▶ EXERCISE BRIEF: Transcribe all of the records word for word, but omit the pictures.

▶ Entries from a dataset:

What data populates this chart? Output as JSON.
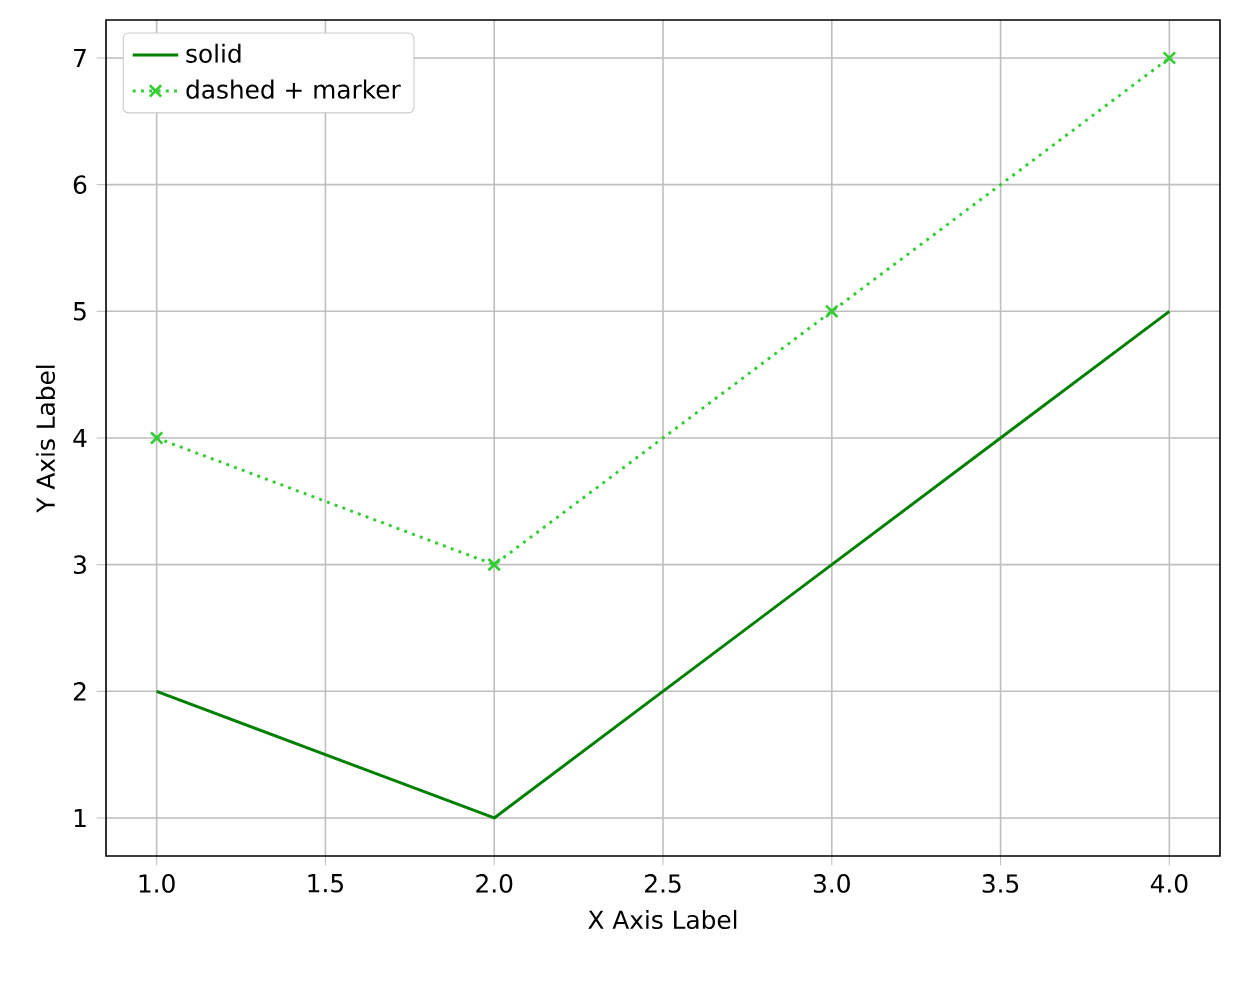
{
  "chart_data": {
    "type": "line",
    "xlabel": "X Axis Label",
    "ylabel": "Y Axis Label",
    "x": [
      1,
      2,
      3,
      4
    ],
    "series": [
      {
        "name": "solid",
        "color": "#008000",
        "values": [
          2,
          1,
          3,
          5
        ],
        "line_style": "solid",
        "marker": "none"
      },
      {
        "name": "dashed + marker",
        "color": "#32cd32",
        "values": [
          4,
          3,
          5,
          7
        ],
        "line_style": "dotted",
        "marker": "cross"
      }
    ],
    "xlim": [
      0.85,
      4.15
    ],
    "ylim": [
      0.7,
      7.3
    ],
    "xticks": [
      {
        "value": 1,
        "label": "1.0"
      },
      {
        "value": 1.5,
        "label": "1.5"
      },
      {
        "value": 2,
        "label": "2.0"
      },
      {
        "value": 2.5,
        "label": "2.5"
      },
      {
        "value": 3,
        "label": "3.0"
      },
      {
        "value": 3.5,
        "label": "3.5"
      },
      {
        "value": 4,
        "label": "4.0"
      }
    ],
    "yticks": [
      1,
      2,
      3,
      4,
      5,
      6,
      7
    ],
    "grid": true,
    "legend": "top left"
  }
}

▶ FULL SOLUTION:
What data populates this chart? Output as JSON.
{
  "chart_data": {
    "type": "line",
    "xlabel": "X Axis Label",
    "ylabel": "Y Axis Label",
    "x": [
      1,
      2,
      3,
      4
    ],
    "series": [
      {
        "name": "solid",
        "color": "#008000",
        "values": [
          2,
          1,
          3,
          5
        ],
        "line_style": "solid",
        "marker": "none"
      },
      {
        "name": "dashed + marker",
        "color": "#32cd32",
        "values": [
          4,
          3,
          5,
          7
        ],
        "line_style": "dotted",
        "marker": "cross"
      }
    ],
    "xlim": [
      0.85,
      4.15
    ],
    "ylim": [
      0.7,
      7.3
    ],
    "xticks": [
      {
        "value": 1,
        "label": "1.0"
      },
      {
        "value": 1.5,
        "label": "1.5"
      },
      {
        "value": 2,
        "label": "2.0"
      },
      {
        "value": 2.5,
        "label": "2.5"
      },
      {
        "value": 3,
        "label": "3.0"
      },
      {
        "value": 3.5,
        "label": "3.5"
      },
      {
        "value": 4,
        "label": "4.0"
      }
    ],
    "yticks": [
      1,
      2,
      3,
      4,
      5,
      6,
      7
    ],
    "grid": true,
    "legend": "top left"
  }
}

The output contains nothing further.